Porque escolhi, à margem da actividade profissional, a literatura e não outra actividade? Também não sei. Se calhar pela mesma razão que levou o mesmo Calvino a dizer: “A minha confiança no futuro da literatura consiste em saber que há coisas que só a literatura com os seus meios específicos pode dar-nos”. Terá sido assim? Se o foi, foi-o de forma não consciente. O Melo Neto dizia numa entrevista (cito de cor) que poderia ter sido pintor mas acabou sendo poeta porque se integrou numa tertúlia de poetas, o que significa que o acaso teria aí jogado o seu papel. Não sei e nem me parece que tenha muito interesse esta discussão. Ele que já morreu continua a ser um dos maiores poetas de língua portuguesa do séc. XX e ponto final.

O esquecimento, tema de Nas Colinas do Esquecimento é, naturalmente, o agente corrosivo da nossa sociedade e do nosso tempo.

Por um lado, gostaríamos de esquecer alguns grandes dramas de que diariamente nos dão conhecimento: as guerras com o seu cortejo de ignomínia, de asco, de impotência nossa para nos opormos ao sadismo, à violência gratuita quantas vezes programada em instituições de países ditos democráticos. Por outro lado não deveríamos esquecer aquele que precisa de nós, às vezes apenas de uma palavra nossa, não deveríamos esquecer aquilo que de melhor herdámos de nossos pais, de nossos avós, dessa cadeia da qual somos o último anel ou o anel mais recente.

É disso que fala, modestamente embora, o meu livro. É por isso um livro ainda mais desencantado do que os anteriores. Nem Deus nem a humanidade tomada no seu todo têm nele lugar. Estão lá certamente umas tantas pessoas que ao longo da vida me têm ajudado depositando em mim a confiança sem a qual não é possível viver e às quais por isso mesmo estou gratíssimo.

O resto é trabalho de cinzel: aparando daqui, ajeitando dali até que no poema não caiba mais nenhuma palavra ou dele se não possa retirar nenhuma sem correr o risco da estrutura se desmoronar... como um puzzle, diria eu.

Citando ainda Carlos de Oliveira (op. cit.): Nós, escritores, trabalhamos com palavras. Não nos é lícito ignorar que podem ser uma arma de força terrível ou terrivelmente frágeis. Podem apoucar as verdades ou revelar-lhes os gumes mais finos e luminosos. O nosso ofício consiste em escolher as palavras, utilizá-las no momento exacto, atenuá-las, engrandecê-las, dominá-las. E o que são as palavras? Língua, linguagem, povo, oralidade, escrita, herança literária. A reestruturação da técnica narrativa ou poética tem de conhecer até ao pormenor a matéria de que se serve. Ou então a literatura é uma batata.

--- ENTRADAS GUARDADAS ---
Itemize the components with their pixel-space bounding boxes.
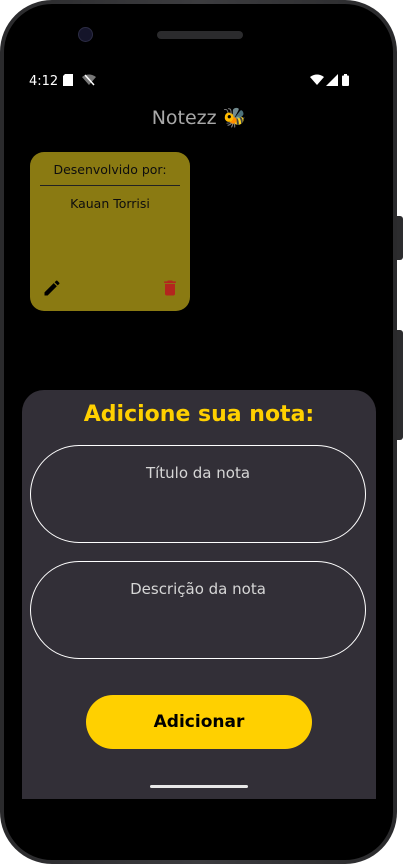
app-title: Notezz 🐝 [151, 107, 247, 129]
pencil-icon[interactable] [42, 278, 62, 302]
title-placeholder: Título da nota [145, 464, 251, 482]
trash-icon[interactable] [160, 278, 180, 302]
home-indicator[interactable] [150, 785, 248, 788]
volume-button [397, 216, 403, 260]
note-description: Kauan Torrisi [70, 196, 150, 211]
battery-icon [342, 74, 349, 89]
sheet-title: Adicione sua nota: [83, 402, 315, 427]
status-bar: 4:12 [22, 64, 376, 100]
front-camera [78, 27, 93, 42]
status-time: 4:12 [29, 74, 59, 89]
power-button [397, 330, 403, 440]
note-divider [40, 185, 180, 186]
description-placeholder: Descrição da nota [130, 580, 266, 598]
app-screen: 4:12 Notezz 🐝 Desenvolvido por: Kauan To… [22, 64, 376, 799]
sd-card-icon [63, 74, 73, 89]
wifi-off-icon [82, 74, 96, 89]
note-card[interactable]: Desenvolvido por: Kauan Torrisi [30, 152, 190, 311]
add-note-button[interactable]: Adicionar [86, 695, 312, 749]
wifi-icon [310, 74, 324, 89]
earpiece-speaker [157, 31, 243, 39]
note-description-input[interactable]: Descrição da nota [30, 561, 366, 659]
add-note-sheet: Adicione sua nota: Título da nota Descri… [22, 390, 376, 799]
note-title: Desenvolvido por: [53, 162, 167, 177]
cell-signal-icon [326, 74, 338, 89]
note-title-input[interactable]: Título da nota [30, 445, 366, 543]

--- DETALHES DO EXERCÍCIO ---
Reescreva em forma de lista o parágrafo do texto sobre o esquecimento, acima, que começa por «Por um lado, gostaríamos de esquecer», mantendo os factos principais.

--- RESOLUÇÃO DO PROBLEMA ---
- Gostaríamos de esquecer os grandes dramas de que diariamente temos conhecimento. São as guerras, com a sua ignomínia e o seu asco. É também a nossa impotência para nos opormos ao sadismo e à violência gratuita, muitas vezes programada em instituições de países ditos democráticos.
- Não deveríamos esquecer quem precisa de nós, às vezes apenas de uma palavra nossa.
- Não deveríamos esquecer o melhor que herdámos de pais e avós, numa cadeia da qual somos o último anel ou o mais recente.